───── MATERIAL PROVIDED ─────

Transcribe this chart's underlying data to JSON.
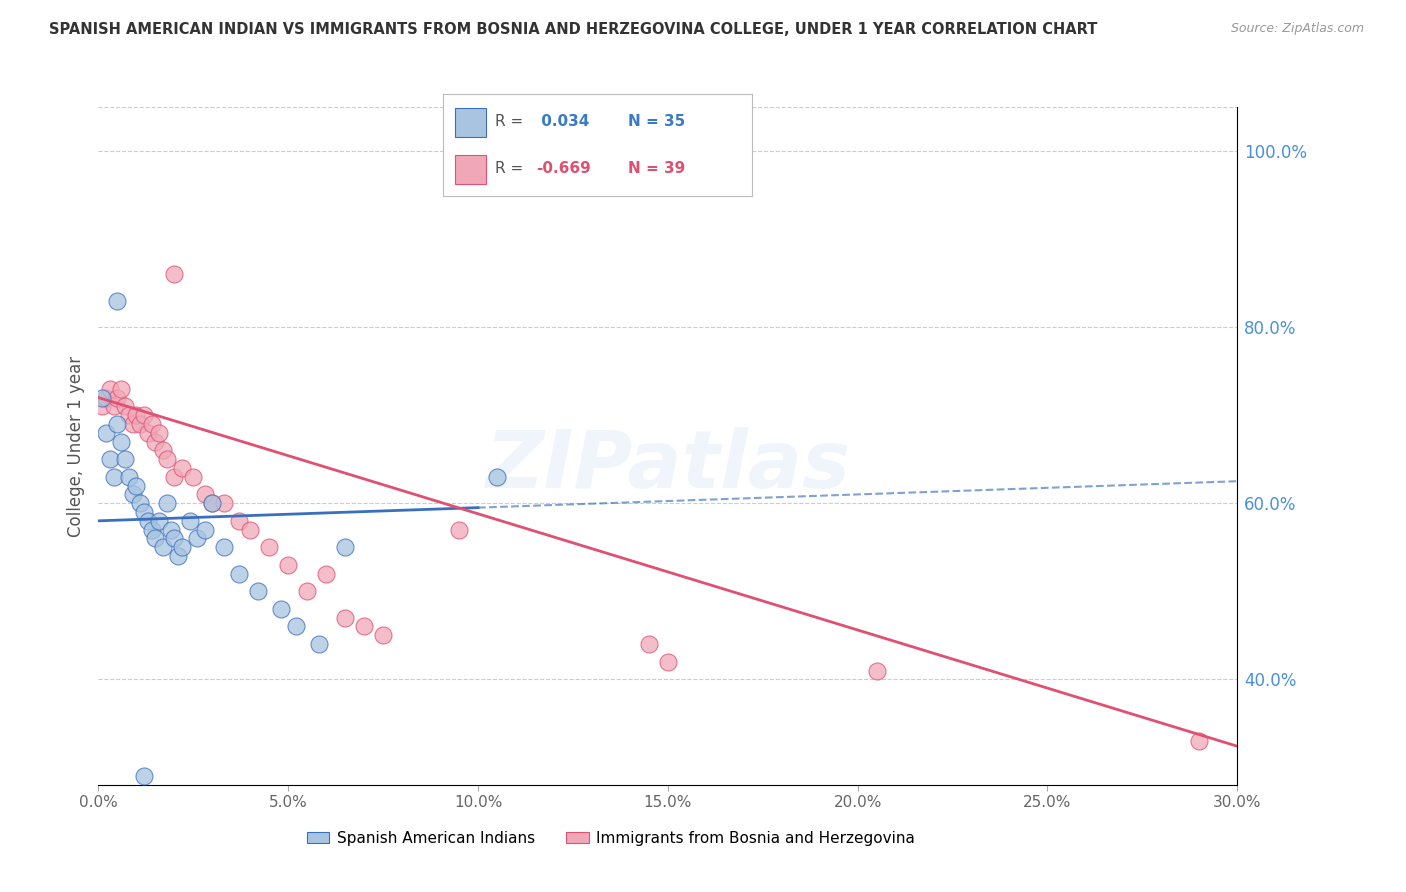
{
  "title": "SPANISH AMERICAN INDIAN VS IMMIGRANTS FROM BOSNIA AND HERZEGOVINA COLLEGE, UNDER 1 YEAR CORRELATION CHART",
  "source": "Source: ZipAtlas.com",
  "ylabel": "College, Under 1 year",
  "xlabel_ticks": [
    "0.0%",
    "5.0%",
    "10.0%",
    "15.0%",
    "20.0%",
    "25.0%",
    "30.0%"
  ],
  "xlabel_vals": [
    0.0,
    5.0,
    10.0,
    15.0,
    20.0,
    25.0,
    30.0
  ],
  "ylabel_ticks_right": [
    "100.0%",
    "80.0%",
    "60.0%",
    "40.0%"
  ],
  "ylabel_vals_right": [
    100.0,
    80.0,
    60.0,
    40.0
  ],
  "xlim": [
    0.0,
    30.0
  ],
  "ylim": [
    28.0,
    105.0
  ],
  "blue_R": 0.034,
  "blue_N": 35,
  "pink_R": -0.669,
  "pink_N": 39,
  "blue_color": "#a8c4e0",
  "blue_line_color": "#3a6fbf",
  "pink_color": "#f0a8b8",
  "pink_line_color": "#e05070",
  "watermark": "ZIPatlas",
  "blue_scatter_x": [
    0.1,
    0.2,
    0.3,
    0.4,
    0.5,
    0.6,
    0.7,
    0.8,
    0.9,
    1.0,
    1.1,
    1.2,
    1.3,
    1.4,
    1.5,
    1.6,
    1.7,
    1.8,
    1.9,
    2.0,
    2.1,
    2.2,
    2.4,
    2.6,
    2.8,
    3.0,
    3.3,
    3.7,
    4.2,
    4.8,
    5.2,
    5.8,
    6.5,
    0.5,
    10.5
  ],
  "blue_scatter_y": [
    72.0,
    68.0,
    65.0,
    63.0,
    69.0,
    67.0,
    65.0,
    63.0,
    61.0,
    62.0,
    60.0,
    59.0,
    58.0,
    57.0,
    56.0,
    58.0,
    55.0,
    60.0,
    57.0,
    56.0,
    54.0,
    55.0,
    58.0,
    56.0,
    57.0,
    60.0,
    55.0,
    52.0,
    50.0,
    48.0,
    46.0,
    44.0,
    55.0,
    83.0,
    63.0
  ],
  "blue_scatter_y_outlier": [
    29.0
  ],
  "blue_scatter_x_outlier": [
    1.2
  ],
  "pink_scatter_x": [
    0.1,
    0.2,
    0.3,
    0.4,
    0.5,
    0.6,
    0.7,
    0.8,
    0.9,
    1.0,
    1.1,
    1.2,
    1.3,
    1.4,
    1.5,
    1.6,
    1.7,
    1.8,
    2.0,
    2.2,
    2.5,
    2.8,
    3.0,
    3.3,
    3.7,
    4.0,
    4.5,
    5.0,
    5.5,
    6.0,
    6.5,
    7.0,
    7.5,
    9.5,
    14.5,
    15.0,
    20.5,
    29.0,
    2.0
  ],
  "pink_scatter_y": [
    71.0,
    72.0,
    73.0,
    71.0,
    72.0,
    73.0,
    71.0,
    70.0,
    69.0,
    70.0,
    69.0,
    70.0,
    68.0,
    69.0,
    67.0,
    68.0,
    66.0,
    65.0,
    63.0,
    64.0,
    63.0,
    61.0,
    60.0,
    60.0,
    58.0,
    57.0,
    55.0,
    53.0,
    50.0,
    52.0,
    47.0,
    46.0,
    45.0,
    57.0,
    44.0,
    42.0,
    41.0,
    33.0,
    86.0
  ],
  "legend_blue_label": "Spanish American Indians",
  "legend_pink_label": "Immigrants from Bosnia and Herzegovina",
  "background_color": "#ffffff",
  "grid_color": "#cccccc",
  "blue_trend_intercept": 58.0,
  "blue_trend_slope": 0.15,
  "pink_trend_intercept": 72.0,
  "pink_trend_slope": -1.32
}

─────

§ SHORT PROBLEM
Return all of the entries word for word, but omit the pictures.

§ EXERCISE RESPONSE
Transcribe this chart's underlying data to JSON.
{
  "title": "SPANISH AMERICAN INDIAN VS IMMIGRANTS FROM BOSNIA AND HERZEGOVINA COLLEGE, UNDER 1 YEAR CORRELATION CHART",
  "source": "Source: ZipAtlas.com",
  "ylabel": "College, Under 1 year",
  "xlabel_ticks": [
    "0.0%",
    "5.0%",
    "10.0%",
    "15.0%",
    "20.0%",
    "25.0%",
    "30.0%"
  ],
  "xlabel_vals": [
    0.0,
    5.0,
    10.0,
    15.0,
    20.0,
    25.0,
    30.0
  ],
  "ylabel_ticks_right": [
    "100.0%",
    "80.0%",
    "60.0%",
    "40.0%"
  ],
  "ylabel_vals_right": [
    100.0,
    80.0,
    60.0,
    40.0
  ],
  "xlim": [
    0.0,
    30.0
  ],
  "ylim": [
    28.0,
    105.0
  ],
  "blue_R": 0.034,
  "blue_N": 35,
  "pink_R": -0.669,
  "pink_N": 39,
  "blue_color": "#a8c4e0",
  "blue_line_color": "#3a6fbf",
  "pink_color": "#f0a8b8",
  "pink_line_color": "#e05070",
  "watermark": "ZIPatlas",
  "blue_scatter_x": [
    0.1,
    0.2,
    0.3,
    0.4,
    0.5,
    0.6,
    0.7,
    0.8,
    0.9,
    1.0,
    1.1,
    1.2,
    1.3,
    1.4,
    1.5,
    1.6,
    1.7,
    1.8,
    1.9,
    2.0,
    2.1,
    2.2,
    2.4,
    2.6,
    2.8,
    3.0,
    3.3,
    3.7,
    4.2,
    4.8,
    5.2,
    5.8,
    6.5,
    0.5,
    10.5
  ],
  "blue_scatter_y": [
    72.0,
    68.0,
    65.0,
    63.0,
    69.0,
    67.0,
    65.0,
    63.0,
    61.0,
    62.0,
    60.0,
    59.0,
    58.0,
    57.0,
    56.0,
    58.0,
    55.0,
    60.0,
    57.0,
    56.0,
    54.0,
    55.0,
    58.0,
    56.0,
    57.0,
    60.0,
    55.0,
    52.0,
    50.0,
    48.0,
    46.0,
    44.0,
    55.0,
    83.0,
    63.0
  ],
  "blue_scatter_y_outlier": [
    29.0
  ],
  "blue_scatter_x_outlier": [
    1.2
  ],
  "pink_scatter_x": [
    0.1,
    0.2,
    0.3,
    0.4,
    0.5,
    0.6,
    0.7,
    0.8,
    0.9,
    1.0,
    1.1,
    1.2,
    1.3,
    1.4,
    1.5,
    1.6,
    1.7,
    1.8,
    2.0,
    2.2,
    2.5,
    2.8,
    3.0,
    3.3,
    3.7,
    4.0,
    4.5,
    5.0,
    5.5,
    6.0,
    6.5,
    7.0,
    7.5,
    9.5,
    14.5,
    15.0,
    20.5,
    29.0,
    2.0
  ],
  "pink_scatter_y": [
    71.0,
    72.0,
    73.0,
    71.0,
    72.0,
    73.0,
    71.0,
    70.0,
    69.0,
    70.0,
    69.0,
    70.0,
    68.0,
    69.0,
    67.0,
    68.0,
    66.0,
    65.0,
    63.0,
    64.0,
    63.0,
    61.0,
    60.0,
    60.0,
    58.0,
    57.0,
    55.0,
    53.0,
    50.0,
    52.0,
    47.0,
    46.0,
    45.0,
    57.0,
    44.0,
    42.0,
    41.0,
    33.0,
    86.0
  ],
  "legend_blue_label": "Spanish American Indians",
  "legend_pink_label": "Immigrants from Bosnia and Herzegovina",
  "background_color": "#ffffff",
  "grid_color": "#cccccc",
  "blue_trend_intercept": 58.0,
  "blue_trend_slope": 0.15,
  "pink_trend_intercept": 72.0,
  "pink_trend_slope": -1.32
}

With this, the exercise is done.